- [Exercise] Scan the material that follows. Copy every line containing the word "this".

"""

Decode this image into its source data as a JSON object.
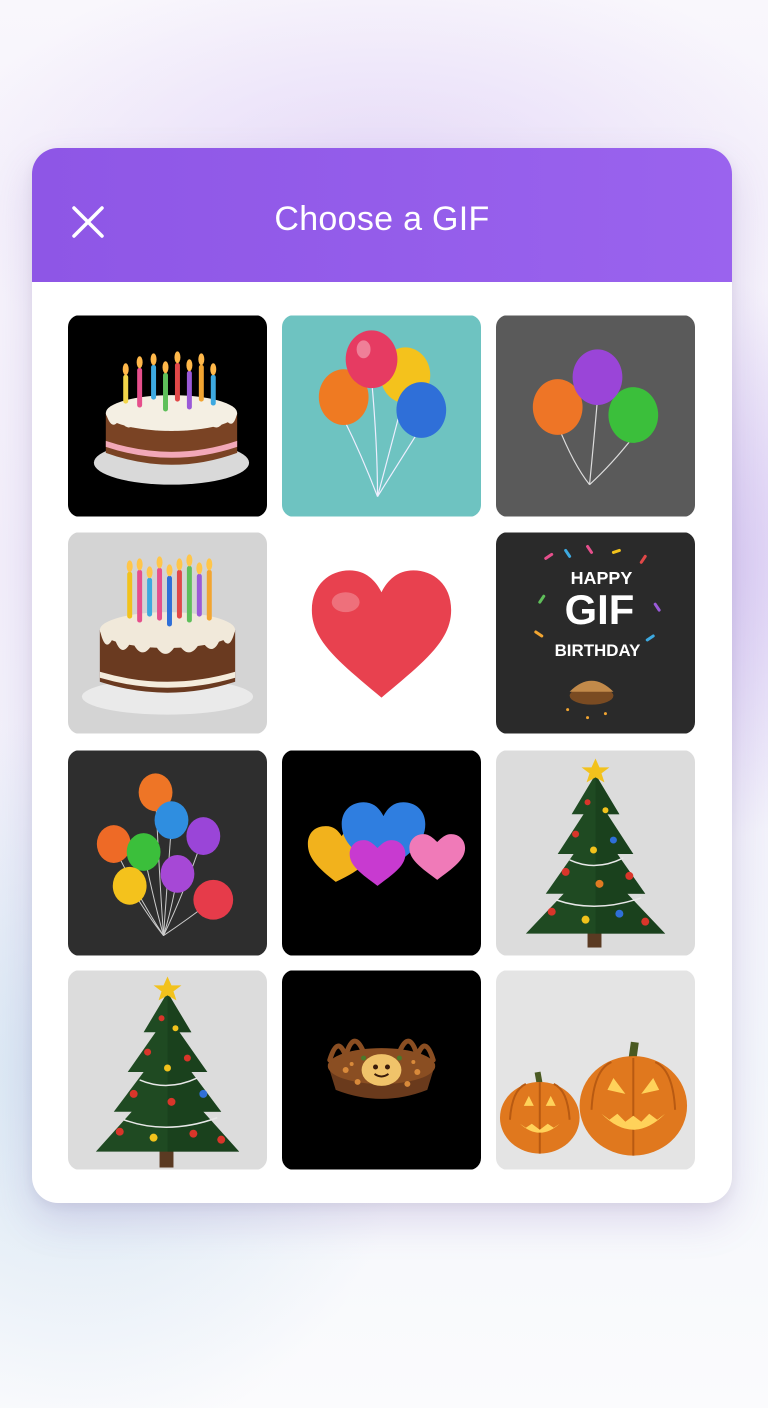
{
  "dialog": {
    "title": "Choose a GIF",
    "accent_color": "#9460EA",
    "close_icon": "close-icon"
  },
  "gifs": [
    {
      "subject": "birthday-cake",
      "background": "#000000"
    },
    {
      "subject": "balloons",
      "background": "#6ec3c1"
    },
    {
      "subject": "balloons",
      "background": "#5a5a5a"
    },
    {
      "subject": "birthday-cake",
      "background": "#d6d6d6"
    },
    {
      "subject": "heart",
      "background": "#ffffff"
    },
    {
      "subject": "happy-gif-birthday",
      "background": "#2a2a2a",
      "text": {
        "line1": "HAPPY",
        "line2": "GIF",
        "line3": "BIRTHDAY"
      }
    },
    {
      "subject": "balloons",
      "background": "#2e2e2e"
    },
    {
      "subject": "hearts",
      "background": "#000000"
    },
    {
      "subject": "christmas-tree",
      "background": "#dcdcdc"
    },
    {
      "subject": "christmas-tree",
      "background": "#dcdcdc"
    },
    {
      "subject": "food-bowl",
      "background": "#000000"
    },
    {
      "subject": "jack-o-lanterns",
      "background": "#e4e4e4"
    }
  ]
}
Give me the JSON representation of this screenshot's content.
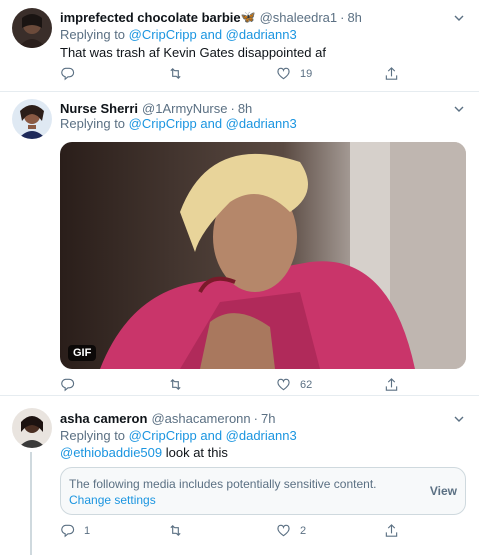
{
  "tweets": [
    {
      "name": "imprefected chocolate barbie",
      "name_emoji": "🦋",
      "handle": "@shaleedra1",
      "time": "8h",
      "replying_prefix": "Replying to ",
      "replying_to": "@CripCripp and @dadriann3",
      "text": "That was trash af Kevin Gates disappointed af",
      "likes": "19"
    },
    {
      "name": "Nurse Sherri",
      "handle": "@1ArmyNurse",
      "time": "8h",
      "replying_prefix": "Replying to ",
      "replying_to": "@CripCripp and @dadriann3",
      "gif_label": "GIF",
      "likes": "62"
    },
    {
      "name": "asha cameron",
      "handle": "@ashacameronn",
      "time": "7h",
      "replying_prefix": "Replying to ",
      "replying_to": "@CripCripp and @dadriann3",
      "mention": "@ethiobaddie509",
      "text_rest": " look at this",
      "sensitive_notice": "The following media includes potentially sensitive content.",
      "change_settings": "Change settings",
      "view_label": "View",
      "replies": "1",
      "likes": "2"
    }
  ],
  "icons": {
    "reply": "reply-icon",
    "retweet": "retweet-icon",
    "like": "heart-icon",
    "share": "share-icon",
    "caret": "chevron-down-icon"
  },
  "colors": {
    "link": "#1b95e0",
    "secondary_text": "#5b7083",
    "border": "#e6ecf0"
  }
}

"""

- [Completed exercise]
Decode this image into its source data as a JSON object.
Give me the JSON representation of this screenshot's content.
      "text_rest": " look at this",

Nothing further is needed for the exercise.